- _TASK REQUIREMENTS_
Find every line with the word "object" and report how many there are, without any other text.
........
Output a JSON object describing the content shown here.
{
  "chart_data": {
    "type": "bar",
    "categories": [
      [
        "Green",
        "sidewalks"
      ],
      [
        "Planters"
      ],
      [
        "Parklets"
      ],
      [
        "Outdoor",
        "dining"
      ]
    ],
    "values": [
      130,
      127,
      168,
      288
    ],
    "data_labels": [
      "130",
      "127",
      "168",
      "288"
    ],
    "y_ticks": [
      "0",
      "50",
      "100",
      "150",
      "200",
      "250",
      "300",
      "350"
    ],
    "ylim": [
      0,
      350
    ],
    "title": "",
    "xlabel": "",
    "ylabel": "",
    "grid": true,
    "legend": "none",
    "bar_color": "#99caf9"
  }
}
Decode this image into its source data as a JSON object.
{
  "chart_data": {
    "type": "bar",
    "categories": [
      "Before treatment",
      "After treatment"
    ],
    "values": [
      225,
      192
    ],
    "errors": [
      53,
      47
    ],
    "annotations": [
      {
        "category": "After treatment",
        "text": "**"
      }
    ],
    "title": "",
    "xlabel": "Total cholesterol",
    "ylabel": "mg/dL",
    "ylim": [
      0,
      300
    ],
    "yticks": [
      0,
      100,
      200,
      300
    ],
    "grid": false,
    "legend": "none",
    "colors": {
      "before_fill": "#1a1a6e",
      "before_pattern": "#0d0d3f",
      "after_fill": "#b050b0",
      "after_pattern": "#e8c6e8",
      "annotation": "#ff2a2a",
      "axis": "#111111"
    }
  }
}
........
- _TASK RESULT_
2